** start EXTRACTED DATA **

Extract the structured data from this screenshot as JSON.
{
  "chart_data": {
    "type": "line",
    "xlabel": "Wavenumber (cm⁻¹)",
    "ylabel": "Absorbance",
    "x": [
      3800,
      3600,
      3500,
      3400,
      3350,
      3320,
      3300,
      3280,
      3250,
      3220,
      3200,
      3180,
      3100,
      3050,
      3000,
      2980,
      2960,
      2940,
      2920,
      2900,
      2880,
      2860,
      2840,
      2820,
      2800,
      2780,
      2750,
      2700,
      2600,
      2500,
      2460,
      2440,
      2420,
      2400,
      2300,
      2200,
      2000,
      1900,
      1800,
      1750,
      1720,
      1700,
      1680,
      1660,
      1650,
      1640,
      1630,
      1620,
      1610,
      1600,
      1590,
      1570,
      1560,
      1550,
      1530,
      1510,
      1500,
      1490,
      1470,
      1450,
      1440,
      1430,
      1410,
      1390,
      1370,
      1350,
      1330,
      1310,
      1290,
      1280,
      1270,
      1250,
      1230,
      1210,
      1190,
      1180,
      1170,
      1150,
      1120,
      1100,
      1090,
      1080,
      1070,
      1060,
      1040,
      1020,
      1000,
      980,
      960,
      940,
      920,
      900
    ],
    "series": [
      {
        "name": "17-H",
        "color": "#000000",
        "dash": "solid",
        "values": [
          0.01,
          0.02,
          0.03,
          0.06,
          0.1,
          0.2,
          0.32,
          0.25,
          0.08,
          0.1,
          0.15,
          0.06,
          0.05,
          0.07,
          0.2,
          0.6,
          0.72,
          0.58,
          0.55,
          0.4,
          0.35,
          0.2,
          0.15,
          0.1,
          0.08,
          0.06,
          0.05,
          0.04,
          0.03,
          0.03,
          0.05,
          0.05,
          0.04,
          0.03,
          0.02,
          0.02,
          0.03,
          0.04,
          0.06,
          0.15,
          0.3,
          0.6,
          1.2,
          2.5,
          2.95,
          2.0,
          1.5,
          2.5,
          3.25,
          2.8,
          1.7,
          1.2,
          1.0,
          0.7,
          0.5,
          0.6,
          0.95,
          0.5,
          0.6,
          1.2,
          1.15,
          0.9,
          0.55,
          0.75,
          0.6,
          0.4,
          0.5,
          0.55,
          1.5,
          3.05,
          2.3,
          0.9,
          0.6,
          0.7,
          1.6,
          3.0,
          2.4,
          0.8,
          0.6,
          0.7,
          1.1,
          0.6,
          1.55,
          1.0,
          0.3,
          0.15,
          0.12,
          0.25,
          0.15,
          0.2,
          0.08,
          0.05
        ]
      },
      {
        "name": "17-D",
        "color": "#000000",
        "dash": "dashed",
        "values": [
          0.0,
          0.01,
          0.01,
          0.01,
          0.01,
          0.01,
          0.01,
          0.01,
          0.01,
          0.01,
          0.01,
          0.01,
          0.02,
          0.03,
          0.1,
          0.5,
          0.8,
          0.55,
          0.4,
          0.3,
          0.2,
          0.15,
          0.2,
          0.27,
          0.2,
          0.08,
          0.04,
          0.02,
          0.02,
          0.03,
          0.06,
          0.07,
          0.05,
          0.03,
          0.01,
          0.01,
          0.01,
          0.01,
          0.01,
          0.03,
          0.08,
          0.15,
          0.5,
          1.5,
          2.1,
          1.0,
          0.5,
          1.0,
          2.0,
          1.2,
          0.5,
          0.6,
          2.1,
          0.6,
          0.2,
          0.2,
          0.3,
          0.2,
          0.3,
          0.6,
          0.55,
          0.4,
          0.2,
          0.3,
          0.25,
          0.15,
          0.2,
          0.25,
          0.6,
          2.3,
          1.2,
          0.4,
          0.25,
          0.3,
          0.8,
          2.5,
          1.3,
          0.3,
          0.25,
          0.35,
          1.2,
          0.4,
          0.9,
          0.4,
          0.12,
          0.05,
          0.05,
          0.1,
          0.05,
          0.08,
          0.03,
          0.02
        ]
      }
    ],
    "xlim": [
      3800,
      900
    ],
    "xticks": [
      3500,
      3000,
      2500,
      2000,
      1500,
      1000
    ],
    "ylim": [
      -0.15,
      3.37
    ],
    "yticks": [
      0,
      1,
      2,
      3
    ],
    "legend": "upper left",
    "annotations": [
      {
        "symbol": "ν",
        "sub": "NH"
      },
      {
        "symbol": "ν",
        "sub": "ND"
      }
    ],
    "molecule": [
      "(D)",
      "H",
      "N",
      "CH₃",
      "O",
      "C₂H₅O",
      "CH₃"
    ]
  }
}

** end EXTRACTED DATA **

*SHORT TASK*: Nothing may be left out: return each entry exactly as it reads.

*FINISHED TASK*:
Extract the structured data from this screenshot as JSON.
{
  "chart_data": {
    "type": "line",
    "xlabel": "Wavenumber (cm⁻¹)",
    "ylabel": "Absorbance",
    "x": [
      3800,
      3600,
      3500,
      3400,
      3350,
      3320,
      3300,
      3280,
      3250,
      3220,
      3200,
      3180,
      3100,
      3050,
      3000,
      2980,
      2960,
      2940,
      2920,
      2900,
      2880,
      2860,
      2840,
      2820,
      2800,
      2780,
      2750,
      2700,
      2600,
      2500,
      2460,
      2440,
      2420,
      2400,
      2300,
      2200,
      2000,
      1900,
      1800,
      1750,
      1720,
      1700,
      1680,
      1660,
      1650,
      1640,
      1630,
      1620,
      1610,
      1600,
      1590,
      1570,
      1560,
      1550,
      1530,
      1510,
      1500,
      1490,
      1470,
      1450,
      1440,
      1430,
      1410,
      1390,
      1370,
      1350,
      1330,
      1310,
      1290,
      1280,
      1270,
      1250,
      1230,
      1210,
      1190,
      1180,
      1170,
      1150,
      1120,
      1100,
      1090,
      1080,
      1070,
      1060,
      1040,
      1020,
      1000,
      980,
      960,
      940,
      920,
      900
    ],
    "series": [
      {
        "name": "17-H",
        "color": "#000000",
        "dash": "solid",
        "values": [
          0.01,
          0.02,
          0.03,
          0.06,
          0.1,
          0.2,
          0.32,
          0.25,
          0.08,
          0.1,
          0.15,
          0.06,
          0.05,
          0.07,
          0.2,
          0.6,
          0.72,
          0.58,
          0.55,
          0.4,
          0.35,
          0.2,
          0.15,
          0.1,
          0.08,
          0.06,
          0.05,
          0.04,
          0.03,
          0.03,
          0.05,
          0.05,
          0.04,
          0.03,
          0.02,
          0.02,
          0.03,
          0.04,
          0.06,
          0.15,
          0.3,
          0.6,
          1.2,
          2.5,
          2.95,
          2.0,
          1.5,
          2.5,
          3.25,
          2.8,
          1.7,
          1.2,
          1.0,
          0.7,
          0.5,
          0.6,
          0.95,
          0.5,
          0.6,
          1.2,
          1.15,
          0.9,
          0.55,
          0.75,
          0.6,
          0.4,
          0.5,
          0.55,
          1.5,
          3.05,
          2.3,
          0.9,
          0.6,
          0.7,
          1.6,
          3.0,
          2.4,
          0.8,
          0.6,
          0.7,
          1.1,
          0.6,
          1.55,
          1.0,
          0.3,
          0.15,
          0.12,
          0.25,
          0.15,
          0.2,
          0.08,
          0.05
        ]
      },
      {
        "name": "17-D",
        "color": "#000000",
        "dash": "dashed",
        "values": [
          0.0,
          0.01,
          0.01,
          0.01,
          0.01,
          0.01,
          0.01,
          0.01,
          0.01,
          0.01,
          0.01,
          0.01,
          0.02,
          0.03,
          0.1,
          0.5,
          0.8,
          0.55,
          0.4,
          0.3,
          0.2,
          0.15,
          0.2,
          0.27,
          0.2,
          0.08,
          0.04,
          0.02,
          0.02,
          0.03,
          0.06,
          0.07,
          0.05,
          0.03,
          0.01,
          0.01,
          0.01,
          0.01,
          0.01,
          0.03,
          0.08,
          0.15,
          0.5,
          1.5,
          2.1,
          1.0,
          0.5,
          1.0,
          2.0,
          1.2,
          0.5,
          0.6,
          2.1,
          0.6,
          0.2,
          0.2,
          0.3,
          0.2,
          0.3,
          0.6,
          0.55,
          0.4,
          0.2,
          0.3,
          0.25,
          0.15,
          0.2,
          0.25,
          0.6,
          2.3,
          1.2,
          0.4,
          0.25,
          0.3,
          0.8,
          2.5,
          1.3,
          0.3,
          0.25,
          0.35,
          1.2,
          0.4,
          0.9,
          0.4,
          0.12,
          0.05,
          0.05,
          0.1,
          0.05,
          0.08,
          0.03,
          0.02
        ]
      }
    ],
    "xlim": [
      3800,
      900
    ],
    "xticks": [
      3500,
      3000,
      2500,
      2000,
      1500,
      1000
    ],
    "ylim": [
      -0.15,
      3.37
    ],
    "yticks": [
      0,
      1,
      2,
      3
    ],
    "legend": "upper left",
    "annotations": [
      {
        "symbol": "ν",
        "sub": "NH"
      },
      {
        "symbol": "ν",
        "sub": "ND"
      }
    ],
    "molecule": [
      "(D)",
      "H",
      "N",
      "CH₃",
      "O",
      "C₂H₅O",
      "CH₃"
    ]
  }
}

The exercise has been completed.